**** PASSAGE PROVIDED ****

Joseph F. Benner came from Ohio, and settled in this township. He assisted in building the Court House when the seat of justice was moved to Bath. Mr. Benner removed to Lincoln, Logan County, a good many years ago. Samuel Craggs came to this section in 1845 or 1846 ; was a carpenter by trade, and came from ” Old Hengland.” His wife was a sister to Smith
Turner. Two brothers William and Charles Craggs at present live in Kilbourne Township. His father was also among the early settlers, but died many years ago. William, Daniel, Francis and John Bell may also be numbered among the early settlers, though the exact year of their settlement is not remembered. After a few years they returned to Greene County, where they came from. They
were a chime of Bells that were perfectly harmonious in tone, as we were told that all four of the brothers married sisters (Morrows), and soon little Bells began
to jingle. They married sisters to Thomas Hubbard’s wife. William and Daniel were preachers ; William entering the ministry as soon as he reached manhood. J. P. Hudson came from Massachusetts to Illinois, and settled in Macoupin County in 1838, removed to this town in 1845, and located at Matanzas, where he resided several years, and then removed to his farm about five miles east of Havana, and afterward to the city “of Havana. About 1866, he removed to Mason City. He claims to have introduced the first McCormick’s Reaper into this county, and sold it afterward to William Ainsworth, of Lynchburg Township.

**** MATERIAL SHOWN ****

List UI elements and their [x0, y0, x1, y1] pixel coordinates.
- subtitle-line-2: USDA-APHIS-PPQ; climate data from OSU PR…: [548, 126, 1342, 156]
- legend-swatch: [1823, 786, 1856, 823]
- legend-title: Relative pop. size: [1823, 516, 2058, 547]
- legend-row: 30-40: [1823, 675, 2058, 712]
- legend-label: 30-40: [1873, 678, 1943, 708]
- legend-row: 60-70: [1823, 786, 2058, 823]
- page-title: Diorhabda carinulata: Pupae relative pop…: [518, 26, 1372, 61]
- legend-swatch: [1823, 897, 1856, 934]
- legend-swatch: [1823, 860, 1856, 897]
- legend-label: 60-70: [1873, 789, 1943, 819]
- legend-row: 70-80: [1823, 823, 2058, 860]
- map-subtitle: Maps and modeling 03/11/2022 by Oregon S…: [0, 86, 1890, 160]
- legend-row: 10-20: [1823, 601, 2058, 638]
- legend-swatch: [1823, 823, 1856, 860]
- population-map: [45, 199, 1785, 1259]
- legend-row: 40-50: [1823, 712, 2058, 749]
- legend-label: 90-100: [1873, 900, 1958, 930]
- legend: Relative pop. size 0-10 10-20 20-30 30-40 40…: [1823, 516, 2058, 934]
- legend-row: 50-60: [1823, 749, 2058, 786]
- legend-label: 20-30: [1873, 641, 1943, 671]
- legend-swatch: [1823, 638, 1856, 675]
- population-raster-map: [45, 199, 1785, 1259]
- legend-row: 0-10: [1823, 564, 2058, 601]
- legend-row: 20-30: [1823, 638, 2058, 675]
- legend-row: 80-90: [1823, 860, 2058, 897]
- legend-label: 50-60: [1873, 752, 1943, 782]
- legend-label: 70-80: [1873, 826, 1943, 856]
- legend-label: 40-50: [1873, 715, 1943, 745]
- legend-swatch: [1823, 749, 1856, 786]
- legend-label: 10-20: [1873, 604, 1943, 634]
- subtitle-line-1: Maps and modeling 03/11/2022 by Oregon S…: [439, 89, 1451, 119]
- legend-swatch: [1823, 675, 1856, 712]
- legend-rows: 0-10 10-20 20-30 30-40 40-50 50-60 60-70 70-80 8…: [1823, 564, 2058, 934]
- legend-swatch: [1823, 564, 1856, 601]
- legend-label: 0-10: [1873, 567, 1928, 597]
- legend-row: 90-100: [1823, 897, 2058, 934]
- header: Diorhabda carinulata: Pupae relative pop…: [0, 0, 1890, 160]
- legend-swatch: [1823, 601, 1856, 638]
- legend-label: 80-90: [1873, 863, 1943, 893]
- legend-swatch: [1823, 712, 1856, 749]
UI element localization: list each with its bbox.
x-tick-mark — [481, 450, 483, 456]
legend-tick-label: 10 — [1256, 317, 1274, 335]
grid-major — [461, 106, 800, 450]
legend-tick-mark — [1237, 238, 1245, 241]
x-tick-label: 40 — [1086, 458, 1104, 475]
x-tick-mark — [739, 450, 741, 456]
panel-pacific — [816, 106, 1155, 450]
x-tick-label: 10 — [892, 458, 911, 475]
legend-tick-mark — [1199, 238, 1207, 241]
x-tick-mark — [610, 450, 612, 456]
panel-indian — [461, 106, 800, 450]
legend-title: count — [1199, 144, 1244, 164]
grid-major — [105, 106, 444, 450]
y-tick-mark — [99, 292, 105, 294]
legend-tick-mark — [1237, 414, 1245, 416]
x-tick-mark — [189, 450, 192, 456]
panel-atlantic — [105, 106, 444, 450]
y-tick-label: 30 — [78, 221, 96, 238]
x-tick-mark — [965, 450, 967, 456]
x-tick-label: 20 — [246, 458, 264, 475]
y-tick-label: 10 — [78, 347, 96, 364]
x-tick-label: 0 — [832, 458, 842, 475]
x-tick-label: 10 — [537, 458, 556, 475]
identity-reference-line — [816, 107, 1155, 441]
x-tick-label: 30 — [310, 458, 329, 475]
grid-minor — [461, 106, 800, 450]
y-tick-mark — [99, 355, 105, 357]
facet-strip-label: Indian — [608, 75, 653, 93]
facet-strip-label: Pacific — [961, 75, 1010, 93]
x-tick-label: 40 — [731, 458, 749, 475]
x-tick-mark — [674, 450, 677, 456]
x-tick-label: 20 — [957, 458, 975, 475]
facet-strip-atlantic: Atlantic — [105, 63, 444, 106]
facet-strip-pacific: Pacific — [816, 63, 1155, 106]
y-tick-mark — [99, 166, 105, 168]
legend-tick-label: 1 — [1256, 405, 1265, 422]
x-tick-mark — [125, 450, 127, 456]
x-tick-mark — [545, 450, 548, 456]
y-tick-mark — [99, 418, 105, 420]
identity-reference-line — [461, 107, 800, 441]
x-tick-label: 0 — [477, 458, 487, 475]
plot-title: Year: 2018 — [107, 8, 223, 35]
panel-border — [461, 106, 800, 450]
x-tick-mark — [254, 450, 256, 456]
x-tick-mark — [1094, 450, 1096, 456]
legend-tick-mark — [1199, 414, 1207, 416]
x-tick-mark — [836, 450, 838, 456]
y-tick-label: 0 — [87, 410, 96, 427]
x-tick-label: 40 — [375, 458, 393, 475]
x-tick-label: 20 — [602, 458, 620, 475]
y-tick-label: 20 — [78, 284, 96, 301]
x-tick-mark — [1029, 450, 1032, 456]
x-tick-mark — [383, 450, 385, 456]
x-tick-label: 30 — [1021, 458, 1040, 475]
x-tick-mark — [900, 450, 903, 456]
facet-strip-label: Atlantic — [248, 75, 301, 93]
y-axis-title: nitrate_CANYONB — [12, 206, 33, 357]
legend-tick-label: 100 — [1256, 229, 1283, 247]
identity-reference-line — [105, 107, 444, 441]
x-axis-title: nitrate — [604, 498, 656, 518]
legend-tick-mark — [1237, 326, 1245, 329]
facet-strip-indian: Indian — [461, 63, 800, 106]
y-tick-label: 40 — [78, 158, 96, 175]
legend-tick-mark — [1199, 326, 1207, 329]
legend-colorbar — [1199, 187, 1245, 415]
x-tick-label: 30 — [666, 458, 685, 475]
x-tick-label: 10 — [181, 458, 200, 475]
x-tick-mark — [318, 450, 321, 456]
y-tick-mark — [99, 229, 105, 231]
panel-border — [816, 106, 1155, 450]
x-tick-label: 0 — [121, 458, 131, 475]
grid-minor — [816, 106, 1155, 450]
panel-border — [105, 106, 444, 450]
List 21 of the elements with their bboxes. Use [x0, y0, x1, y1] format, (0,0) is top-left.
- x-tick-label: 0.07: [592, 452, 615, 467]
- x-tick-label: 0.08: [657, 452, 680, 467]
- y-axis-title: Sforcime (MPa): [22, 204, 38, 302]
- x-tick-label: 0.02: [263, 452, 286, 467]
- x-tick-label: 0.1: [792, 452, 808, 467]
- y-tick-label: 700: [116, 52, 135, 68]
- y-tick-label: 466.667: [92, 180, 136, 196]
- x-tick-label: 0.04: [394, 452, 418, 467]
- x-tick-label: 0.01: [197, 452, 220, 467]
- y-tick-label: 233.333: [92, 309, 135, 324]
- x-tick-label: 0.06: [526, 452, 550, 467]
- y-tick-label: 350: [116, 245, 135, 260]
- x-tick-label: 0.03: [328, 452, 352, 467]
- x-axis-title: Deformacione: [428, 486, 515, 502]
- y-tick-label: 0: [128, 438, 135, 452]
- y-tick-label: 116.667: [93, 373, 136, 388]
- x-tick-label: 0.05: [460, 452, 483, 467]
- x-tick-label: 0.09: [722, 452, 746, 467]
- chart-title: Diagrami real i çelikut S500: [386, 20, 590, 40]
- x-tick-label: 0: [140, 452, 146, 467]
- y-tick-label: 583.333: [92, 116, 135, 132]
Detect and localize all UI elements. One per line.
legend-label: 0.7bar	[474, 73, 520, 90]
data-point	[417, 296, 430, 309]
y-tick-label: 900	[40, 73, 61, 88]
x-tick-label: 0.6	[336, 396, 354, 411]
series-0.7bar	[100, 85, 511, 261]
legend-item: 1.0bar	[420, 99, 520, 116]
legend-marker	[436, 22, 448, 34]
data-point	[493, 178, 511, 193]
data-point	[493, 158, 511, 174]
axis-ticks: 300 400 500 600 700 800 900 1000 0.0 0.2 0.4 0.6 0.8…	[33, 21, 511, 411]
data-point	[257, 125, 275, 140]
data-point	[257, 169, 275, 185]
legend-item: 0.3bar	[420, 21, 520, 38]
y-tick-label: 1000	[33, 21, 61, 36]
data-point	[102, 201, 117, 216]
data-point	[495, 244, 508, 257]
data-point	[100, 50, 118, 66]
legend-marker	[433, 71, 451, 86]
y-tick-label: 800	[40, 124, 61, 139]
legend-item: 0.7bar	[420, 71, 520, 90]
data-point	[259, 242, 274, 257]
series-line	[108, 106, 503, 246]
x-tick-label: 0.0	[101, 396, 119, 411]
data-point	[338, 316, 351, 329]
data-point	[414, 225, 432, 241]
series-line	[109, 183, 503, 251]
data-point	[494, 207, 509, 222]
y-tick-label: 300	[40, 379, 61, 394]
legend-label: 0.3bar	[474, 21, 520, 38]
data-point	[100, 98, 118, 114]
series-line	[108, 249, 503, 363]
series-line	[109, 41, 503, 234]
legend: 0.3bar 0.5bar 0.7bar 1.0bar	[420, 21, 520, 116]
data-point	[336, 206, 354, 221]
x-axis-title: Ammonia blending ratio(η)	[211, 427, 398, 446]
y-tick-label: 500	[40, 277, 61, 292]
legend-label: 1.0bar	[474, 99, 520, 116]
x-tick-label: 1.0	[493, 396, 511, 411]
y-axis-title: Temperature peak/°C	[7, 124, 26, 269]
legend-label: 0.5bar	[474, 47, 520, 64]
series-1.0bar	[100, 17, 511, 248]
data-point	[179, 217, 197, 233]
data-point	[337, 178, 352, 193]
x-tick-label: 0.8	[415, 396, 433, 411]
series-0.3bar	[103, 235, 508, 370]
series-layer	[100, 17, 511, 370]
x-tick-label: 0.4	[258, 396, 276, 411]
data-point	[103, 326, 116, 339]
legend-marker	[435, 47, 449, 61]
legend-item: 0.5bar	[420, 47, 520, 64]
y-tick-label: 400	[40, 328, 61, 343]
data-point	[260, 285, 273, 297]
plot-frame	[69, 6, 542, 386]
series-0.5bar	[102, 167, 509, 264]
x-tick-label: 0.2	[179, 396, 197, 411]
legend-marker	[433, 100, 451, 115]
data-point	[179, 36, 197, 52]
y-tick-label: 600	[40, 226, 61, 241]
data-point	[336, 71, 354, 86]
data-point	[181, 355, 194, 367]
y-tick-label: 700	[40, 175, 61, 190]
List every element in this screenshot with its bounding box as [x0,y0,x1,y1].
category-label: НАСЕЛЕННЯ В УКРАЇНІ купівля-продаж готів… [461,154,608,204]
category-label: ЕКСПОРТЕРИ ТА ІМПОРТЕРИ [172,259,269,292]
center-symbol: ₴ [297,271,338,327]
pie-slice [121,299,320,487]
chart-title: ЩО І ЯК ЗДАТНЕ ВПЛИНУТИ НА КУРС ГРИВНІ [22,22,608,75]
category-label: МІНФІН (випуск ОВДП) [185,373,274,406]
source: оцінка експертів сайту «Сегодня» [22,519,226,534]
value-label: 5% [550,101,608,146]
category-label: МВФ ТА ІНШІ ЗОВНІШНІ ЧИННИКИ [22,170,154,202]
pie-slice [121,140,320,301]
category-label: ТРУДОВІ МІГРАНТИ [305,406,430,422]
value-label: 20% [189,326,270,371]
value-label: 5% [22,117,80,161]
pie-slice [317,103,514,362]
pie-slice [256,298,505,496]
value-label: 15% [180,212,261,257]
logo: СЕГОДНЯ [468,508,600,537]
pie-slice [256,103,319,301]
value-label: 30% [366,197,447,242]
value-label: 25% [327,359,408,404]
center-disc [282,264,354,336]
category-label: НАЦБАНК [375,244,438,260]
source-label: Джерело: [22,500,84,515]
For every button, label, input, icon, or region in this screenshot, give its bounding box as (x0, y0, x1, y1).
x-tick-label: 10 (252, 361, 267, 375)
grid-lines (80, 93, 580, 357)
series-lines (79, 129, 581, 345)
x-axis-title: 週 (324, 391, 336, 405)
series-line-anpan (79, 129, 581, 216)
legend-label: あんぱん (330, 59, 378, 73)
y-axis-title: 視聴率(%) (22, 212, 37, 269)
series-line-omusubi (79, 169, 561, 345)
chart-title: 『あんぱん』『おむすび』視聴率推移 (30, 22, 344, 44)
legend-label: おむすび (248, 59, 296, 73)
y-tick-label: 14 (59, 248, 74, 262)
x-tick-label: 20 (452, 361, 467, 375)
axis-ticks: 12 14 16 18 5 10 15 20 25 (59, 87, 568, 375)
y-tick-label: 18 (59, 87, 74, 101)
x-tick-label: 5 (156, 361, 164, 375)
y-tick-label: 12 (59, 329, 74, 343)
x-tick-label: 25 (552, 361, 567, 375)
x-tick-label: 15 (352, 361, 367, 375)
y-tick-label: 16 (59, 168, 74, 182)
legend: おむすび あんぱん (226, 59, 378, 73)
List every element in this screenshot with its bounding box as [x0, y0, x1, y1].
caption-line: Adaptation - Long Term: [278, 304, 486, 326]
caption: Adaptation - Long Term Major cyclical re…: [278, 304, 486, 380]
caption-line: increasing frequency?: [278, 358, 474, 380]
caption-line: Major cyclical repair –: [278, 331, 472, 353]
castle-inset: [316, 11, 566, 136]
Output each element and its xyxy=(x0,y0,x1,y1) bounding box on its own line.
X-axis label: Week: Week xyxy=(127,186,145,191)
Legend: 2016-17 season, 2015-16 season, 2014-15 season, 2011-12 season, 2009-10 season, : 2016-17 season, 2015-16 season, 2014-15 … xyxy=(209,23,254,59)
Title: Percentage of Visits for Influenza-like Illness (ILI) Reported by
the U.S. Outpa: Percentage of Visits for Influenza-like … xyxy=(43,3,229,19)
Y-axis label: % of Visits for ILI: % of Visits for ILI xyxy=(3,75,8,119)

****

• [GIVEN INSTRUCTION]: Continue the account of this township's early settlers, picking up right after its last sentence.

• [EXERCISE ANSWER]:
The Clotfelters settled in Bath Township in 1839-40. They came from Morgan County here, but were natives of some of the older settled States. The family consisted of Jacob Clotfelter, Sr.,and his sons Jacob and Michael. Theold gentleman has been dead some ten years, having removed to Kansas with his son Jacob, where he died. Michael lives in this township. Kean Mahoney came from the “auld sod ” and was one of the early settlers in Bath. He owned land near the village, and made an addition to it known as Mahoney’s Addition. He went to California in 1853, and as he has never returned, if living, is probably laboring with Dennis Kearney to compel the ” Chinese to go.” The Beesleys were from New Jersey, and finding plenty of sand here, like their
own little State down on the Atlantic coast, located in Cass County, and in 1845 came to this township. The elder Beesley lives at present with his son Frank in Jacksonville, while John, another son, lives in the city of Virginia. They were prominent merchants and grain-dealers at Bath, and did an extensive business. D. B. Frost, a down-east Yankee, settled here in 1843, and
afterward sold out and moved to Wisconsin.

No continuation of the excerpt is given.